### [Goal]
Gather from the material every line that contains the string "Westpac".

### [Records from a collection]

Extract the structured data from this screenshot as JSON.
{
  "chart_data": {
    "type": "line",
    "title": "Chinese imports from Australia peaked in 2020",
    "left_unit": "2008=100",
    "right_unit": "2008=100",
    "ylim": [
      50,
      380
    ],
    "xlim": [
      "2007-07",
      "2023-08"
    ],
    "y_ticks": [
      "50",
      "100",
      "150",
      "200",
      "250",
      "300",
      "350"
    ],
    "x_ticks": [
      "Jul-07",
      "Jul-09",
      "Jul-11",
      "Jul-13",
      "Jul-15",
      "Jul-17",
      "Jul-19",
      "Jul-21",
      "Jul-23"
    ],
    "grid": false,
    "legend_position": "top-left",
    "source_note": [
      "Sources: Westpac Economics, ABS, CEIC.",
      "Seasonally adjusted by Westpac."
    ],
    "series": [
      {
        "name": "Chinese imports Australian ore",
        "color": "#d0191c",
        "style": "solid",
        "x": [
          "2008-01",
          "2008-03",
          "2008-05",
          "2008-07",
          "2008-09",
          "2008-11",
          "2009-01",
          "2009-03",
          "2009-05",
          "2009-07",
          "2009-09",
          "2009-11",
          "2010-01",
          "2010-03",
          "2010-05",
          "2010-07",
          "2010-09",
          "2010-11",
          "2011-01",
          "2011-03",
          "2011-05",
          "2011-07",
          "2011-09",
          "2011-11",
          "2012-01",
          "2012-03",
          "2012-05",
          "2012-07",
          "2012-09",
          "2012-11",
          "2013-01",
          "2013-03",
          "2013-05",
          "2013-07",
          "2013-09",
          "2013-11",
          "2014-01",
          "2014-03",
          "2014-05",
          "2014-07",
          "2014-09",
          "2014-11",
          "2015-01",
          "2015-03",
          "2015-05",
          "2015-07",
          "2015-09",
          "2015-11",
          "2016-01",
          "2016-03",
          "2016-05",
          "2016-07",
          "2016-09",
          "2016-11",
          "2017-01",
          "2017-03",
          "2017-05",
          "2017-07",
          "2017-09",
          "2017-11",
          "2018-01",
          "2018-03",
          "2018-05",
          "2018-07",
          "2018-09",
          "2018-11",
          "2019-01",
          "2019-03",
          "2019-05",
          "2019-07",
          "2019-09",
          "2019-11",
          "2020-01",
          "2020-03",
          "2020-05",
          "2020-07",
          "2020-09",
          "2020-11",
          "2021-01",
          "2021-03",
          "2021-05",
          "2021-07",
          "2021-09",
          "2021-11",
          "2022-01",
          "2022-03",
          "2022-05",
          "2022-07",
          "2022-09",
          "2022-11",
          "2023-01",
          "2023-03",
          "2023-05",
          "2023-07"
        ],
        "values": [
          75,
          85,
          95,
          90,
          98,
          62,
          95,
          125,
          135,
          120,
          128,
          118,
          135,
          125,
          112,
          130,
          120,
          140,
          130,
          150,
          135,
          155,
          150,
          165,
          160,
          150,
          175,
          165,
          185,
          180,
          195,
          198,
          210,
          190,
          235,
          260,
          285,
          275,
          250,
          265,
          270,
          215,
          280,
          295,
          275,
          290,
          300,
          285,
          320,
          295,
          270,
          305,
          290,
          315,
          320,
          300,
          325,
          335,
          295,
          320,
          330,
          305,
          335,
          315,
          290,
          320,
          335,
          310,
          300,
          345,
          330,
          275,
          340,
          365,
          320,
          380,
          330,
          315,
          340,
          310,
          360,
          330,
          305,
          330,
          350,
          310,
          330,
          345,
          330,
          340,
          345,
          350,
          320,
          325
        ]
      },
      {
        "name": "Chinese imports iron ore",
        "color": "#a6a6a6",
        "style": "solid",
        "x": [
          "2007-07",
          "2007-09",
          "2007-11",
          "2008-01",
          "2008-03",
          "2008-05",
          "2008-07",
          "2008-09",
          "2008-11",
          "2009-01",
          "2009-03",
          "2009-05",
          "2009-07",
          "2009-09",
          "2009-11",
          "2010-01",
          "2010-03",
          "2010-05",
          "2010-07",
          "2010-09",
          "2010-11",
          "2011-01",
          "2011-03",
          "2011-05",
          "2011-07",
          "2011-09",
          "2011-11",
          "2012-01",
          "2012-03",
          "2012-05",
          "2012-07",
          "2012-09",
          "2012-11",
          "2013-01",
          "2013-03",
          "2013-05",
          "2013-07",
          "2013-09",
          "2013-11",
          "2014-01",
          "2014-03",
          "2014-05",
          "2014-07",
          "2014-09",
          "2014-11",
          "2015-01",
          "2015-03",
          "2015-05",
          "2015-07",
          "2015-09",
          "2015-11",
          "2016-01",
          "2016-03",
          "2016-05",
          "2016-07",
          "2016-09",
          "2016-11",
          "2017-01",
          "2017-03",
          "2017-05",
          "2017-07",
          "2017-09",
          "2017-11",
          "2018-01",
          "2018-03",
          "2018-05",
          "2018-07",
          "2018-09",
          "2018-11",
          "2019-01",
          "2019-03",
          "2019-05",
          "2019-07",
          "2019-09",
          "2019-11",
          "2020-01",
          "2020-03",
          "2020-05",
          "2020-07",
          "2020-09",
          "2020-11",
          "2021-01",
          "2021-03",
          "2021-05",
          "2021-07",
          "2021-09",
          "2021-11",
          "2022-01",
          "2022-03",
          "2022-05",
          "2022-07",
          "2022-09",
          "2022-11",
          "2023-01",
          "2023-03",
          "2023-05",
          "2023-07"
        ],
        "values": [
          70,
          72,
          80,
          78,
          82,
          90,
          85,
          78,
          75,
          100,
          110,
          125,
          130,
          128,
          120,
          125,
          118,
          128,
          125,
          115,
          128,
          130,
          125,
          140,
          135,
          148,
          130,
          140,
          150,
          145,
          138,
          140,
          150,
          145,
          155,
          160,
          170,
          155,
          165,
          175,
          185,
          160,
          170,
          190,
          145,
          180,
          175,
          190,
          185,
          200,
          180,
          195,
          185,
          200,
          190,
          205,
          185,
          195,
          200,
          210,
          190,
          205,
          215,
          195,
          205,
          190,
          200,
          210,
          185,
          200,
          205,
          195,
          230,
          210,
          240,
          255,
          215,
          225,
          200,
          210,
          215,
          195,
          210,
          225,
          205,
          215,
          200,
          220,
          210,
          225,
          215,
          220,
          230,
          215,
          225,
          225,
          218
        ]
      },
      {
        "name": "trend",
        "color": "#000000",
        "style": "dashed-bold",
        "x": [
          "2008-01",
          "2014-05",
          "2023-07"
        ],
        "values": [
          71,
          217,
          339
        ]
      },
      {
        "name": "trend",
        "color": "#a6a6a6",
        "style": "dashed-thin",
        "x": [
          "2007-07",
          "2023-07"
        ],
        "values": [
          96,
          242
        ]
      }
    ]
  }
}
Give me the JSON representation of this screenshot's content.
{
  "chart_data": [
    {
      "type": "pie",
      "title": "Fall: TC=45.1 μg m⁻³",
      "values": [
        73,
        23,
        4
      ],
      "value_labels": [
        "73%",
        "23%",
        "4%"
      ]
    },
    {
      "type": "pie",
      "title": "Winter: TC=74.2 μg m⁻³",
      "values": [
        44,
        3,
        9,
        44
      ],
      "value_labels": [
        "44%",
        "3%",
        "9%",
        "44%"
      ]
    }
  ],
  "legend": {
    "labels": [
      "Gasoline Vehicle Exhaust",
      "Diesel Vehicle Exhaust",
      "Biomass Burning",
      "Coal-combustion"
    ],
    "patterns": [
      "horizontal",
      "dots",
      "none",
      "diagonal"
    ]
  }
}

### [Result of this task]
      "Sources: Westpac Economics, ABS, CEIC.",
      "Seasonally adjusted by Westpac."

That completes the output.